** Begin **

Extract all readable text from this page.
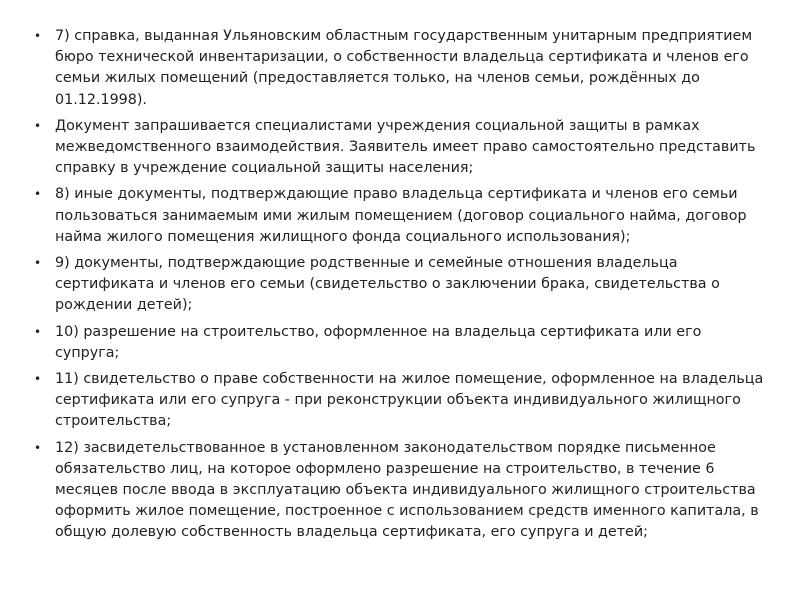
• 7) справка, выданная Ульяновским областным государственным унитарным предприятием бюро технической инвентаризации, о собственности владельца сертификата и членов его семьи жилых помещений (предоставляется только, на членов семьи, рождённых до 01.12.1998).
• Документ запрашивается специалистами учреждения социальной защиты в рамках межведомственного взаимодействия. Заявитель имеет право самостоятельно представить справку в учреждение социальной защиты населения;
• 8) иные документы, подтверждающие право владельца сертификата и членов его семьи пользоваться занимаемым ими жилым помещением (договор социального найма, договор найма жилого помещения жилищного фонда социального использования);
• 9) документы, подтверждающие родственные и семейные отношения владельца сертификата и членов его семьи (свидетельство о заключении брака, свидетельства о рождении детей);
• 10) разрешение на строительство, оформленное на владельца сертификата или его супруга;
• 11) свидетельство о праве собственности на жилое помещение, оформленное на владельца сертификата или его супруга - при реконструкции объекта индивидуального жилищного строительства;
• 12) засвидетельствованное в установленном законодательством порядке письменное обязательство лиц, на которое оформлено разрешение на строительство, в течение 6 месяцев после ввода в эксплуатацию объекта индивидуального жилищного строительства оформить жилое помещение, построенное с использованием средств именного капитала, в общую долевую собственность владельца сертификата, его супруга и детей;
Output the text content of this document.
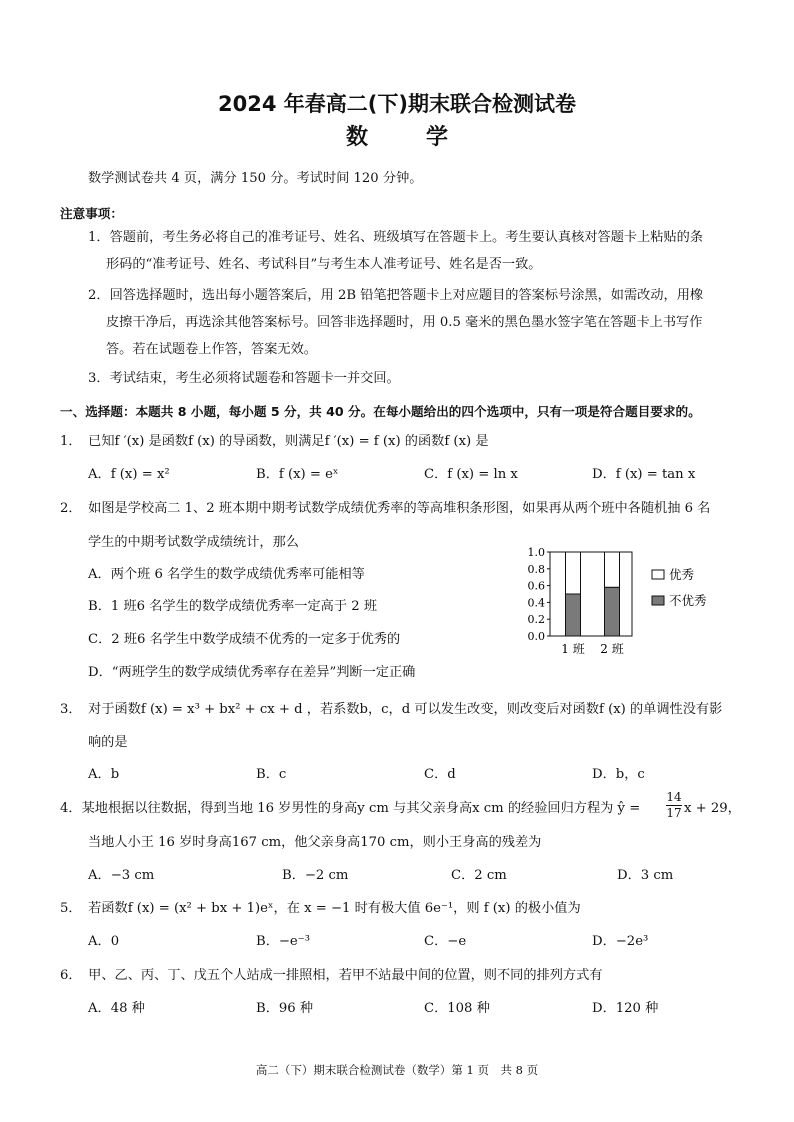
2024 年春高二(下)期末联合检测试卷
数　学
数学测试卷共 4 页，满分 150 分。考试时间 120 分钟。
注意事项：
1．答题前，考生务必将自己的准考证号、姓名、班级填写在答题卡上。考生要认真核对答题卡上粘贴的条
形码的“准考证号、姓名、考试科目”与考生本人准考证号、姓名是否一致。
2．回答选择题时，选出每小题答案后，用 2B 铅笔把答题卡上对应题目的答案标号涂黑，如需改动，用橡
皮擦干净后，再选涂其他答案标号。回答非选择题时，用 0.5 毫米的黑色墨水签字笔在答题卡上书写作
答。若在试题卷上作答，答案无效。
3．考试结束，考生必须将试题卷和答题卡一并交回。
一、选择题：本题共 8 小题，每小题 5 分，共 40 分。在每小题给出的四个选项中，只有一项是符合题目要求的。
1．　已知f ′(x) 是函数f (x) 的导函数，则满足f ′(x) = f (x) 的函数f (x) 是
A．f (x) = x²	B．f (x) = eˣ	C．f (x) = ln x	D．f (x) = tan x
2．　如图是学校高二 1、2 班本期中期考试数学成绩优秀率的等高堆积条形图，如果再从两个班中各随机抽 6 名
学生的中期考试数学成绩统计，那么
A．两个班 6 名学生的数学成绩优秀率可能相等
B．1 班6 名学生的数学成绩优秀率一定高于 2 班
C．2 班6 名学生中数学成绩不优秀的一定多于优秀的
D．“两班学生的数学成绩优秀率存在差异”判断一定正确
1.0
0.8
0.6
0.4
0.2
0.0
1 班 2 班
优秀
不优秀
3．　对于函数f (x) = x³ + bx² + cx + d ，若系数b，c，d 可以发生改变，则改变后对函数f (x) 的单调性没有影
响的是
A．b	B．c	C．d	D．b，c
4．某地根据以往数据，得到当地 16 岁男性的身高y cm 与其父亲身高x cm 的经验回归方程为 ŷ = $\frac{14}{17}$ x + 29，
当地人小王 16 岁时身高167 cm，他父亲身高170 cm，则小王身高的残差为
A．−3 cm	B．−2 cm	C．2 cm	D．3 cm
5．　若函数f (x) = (x² + bx + 1)eˣ，在 x = −1 时有极大值 6e⁻¹，则 f (x) 的极小值为
A．0	B．−e⁻³	C．−e	D．−2e³
6．　甲、乙、丙、丁、戊五个人站成一排照相，若甲不站最中间的位置，则不同的排列方式有
A．48 种	B．96 种	C．108 种	D．120 种
高二（下）期末联合检测试卷（数学）第 1 页　共 8 页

** End **

Instruction
Repeat the data above exactly, but not the pictures.

Response
Extract all readable text from this page.
• 7) справка, выданная Ульяновским областным государственным унитарным предприятием бюро технической инвентаризации, о собственности владельца сертификата и членов его семьи жилых помещений (предоставляется только, на членов семьи, рождённых до 01.12.1998).
• Документ запрашивается специалистами учреждения социальной защиты в рамках межведомственного взаимодействия. Заявитель имеет право самостоятельно представить справку в учреждение социальной защиты населения;
• 8) иные документы, подтверждающие право владельца сертификата и членов его семьи пользоваться занимаемым ими жилым помещением (договор социального найма, договор найма жилого помещения жилищного фонда социального использования);
• 9) документы, подтверждающие родственные и семейные отношения владельца сертификата и членов его семьи (свидетельство о заключении брака, свидетельства о рождении детей);
• 10) разрешение на строительство, оформленное на владельца сертификата или его супруга;
• 11) свидетельство о праве собственности на жилое помещение, оформленное на владельца сертификата или его супруга - при реконструкции объекта индивидуального жилищного строительства;
• 12) засвидетельствованное в установленном законодательством порядке письменное обязательство лиц, на которое оформлено разрешение на строительство, в течение 6 месяцев после ввода в эксплуатацию объекта индивидуального жилищного строительства оформить жилое помещение, построенное с использованием средств именного капитала, в общую долевую собственность владельца сертификата, его супруга и детей;
Output the text content of this document.
2024 年春高二(下)期末联合检测试卷
数　学
数学测试卷共 4 页，满分 150 分。考试时间 120 分钟。
注意事项：
1．答题前，考生务必将自己的准考证号、姓名、班级填写在答题卡上。考生要认真核对答题卡上粘贴的条
形码的“准考证号、姓名、考试科目”与考生本人准考证号、姓名是否一致。
2．回答选择题时，选出每小题答案后，用 2B 铅笔把答题卡上对应题目的答案标号涂黑，如需改动，用橡
皮擦干净后，再选涂其他答案标号。回答非选择题时，用 0.5 毫米的黑色墨水签字笔在答题卡上书写作
答。若在试题卷上作答，答案无效。
3．考试结束，考生必须将试题卷和答题卡一并交回。
一、选择题：本题共 8 小题，每小题 5 分，共 40 分。在每小题给出的四个选项中，只有一项是符合题目要求的。
1．　已知f ′(x) 是函数f (x) 的导函数，则满足f ′(x) = f (x) 的函数f (x) 是
A．f (x) = x²	B．f (x) = eˣ	C．f (x) = ln x	D．f (x) = tan x
2．　如图是学校高二 1、2 班本期中期考试数学成绩优秀率的等高堆积条形图，如果再从两个班中各随机抽 6 名
学生的中期考试数学成绩统计，那么
A．两个班 6 名学生的数学成绩优秀率可能相等
B．1 班6 名学生的数学成绩优秀率一定高于 2 班
C．2 班6 名学生中数学成绩不优秀的一定多于优秀的
D．“两班学生的数学成绩优秀率存在差异”判断一定正确
1.0
0.8
0.6
0.4
0.2
0.0
1 班 2 班
优秀
不优秀
3．　对于函数f (x) = x³ + bx² + cx + d ，若系数b，c，d 可以发生改变，则改变后对函数f (x) 的单调性没有影
响的是
A．b	B．c	C．d	D．b，c
4．某地根据以往数据，得到当地 16 岁男性的身高y cm 与其父亲身高x cm 的经验回归方程为 ŷ = $\frac{14}{17}$ x + 29，
当地人小王 16 岁时身高167 cm，他父亲身高170 cm，则小王身高的残差为
A．−3 cm	B．−2 cm	C．2 cm	D．3 cm
5．　若函数f (x) = (x² + bx + 1)eˣ，在 x = −1 时有极大值 6e⁻¹，则 f (x) 的极小值为
A．0	B．−e⁻³	C．−e	D．−2e³
6．　甲、乙、丙、丁、戊五个人站成一排照相，若甲不站最中间的位置，则不同的排列方式有
A．48 种	B．96 种	C．108 种	D．120 种
高二（下）期末联合检测试卷（数学）第 1 页　共 8 页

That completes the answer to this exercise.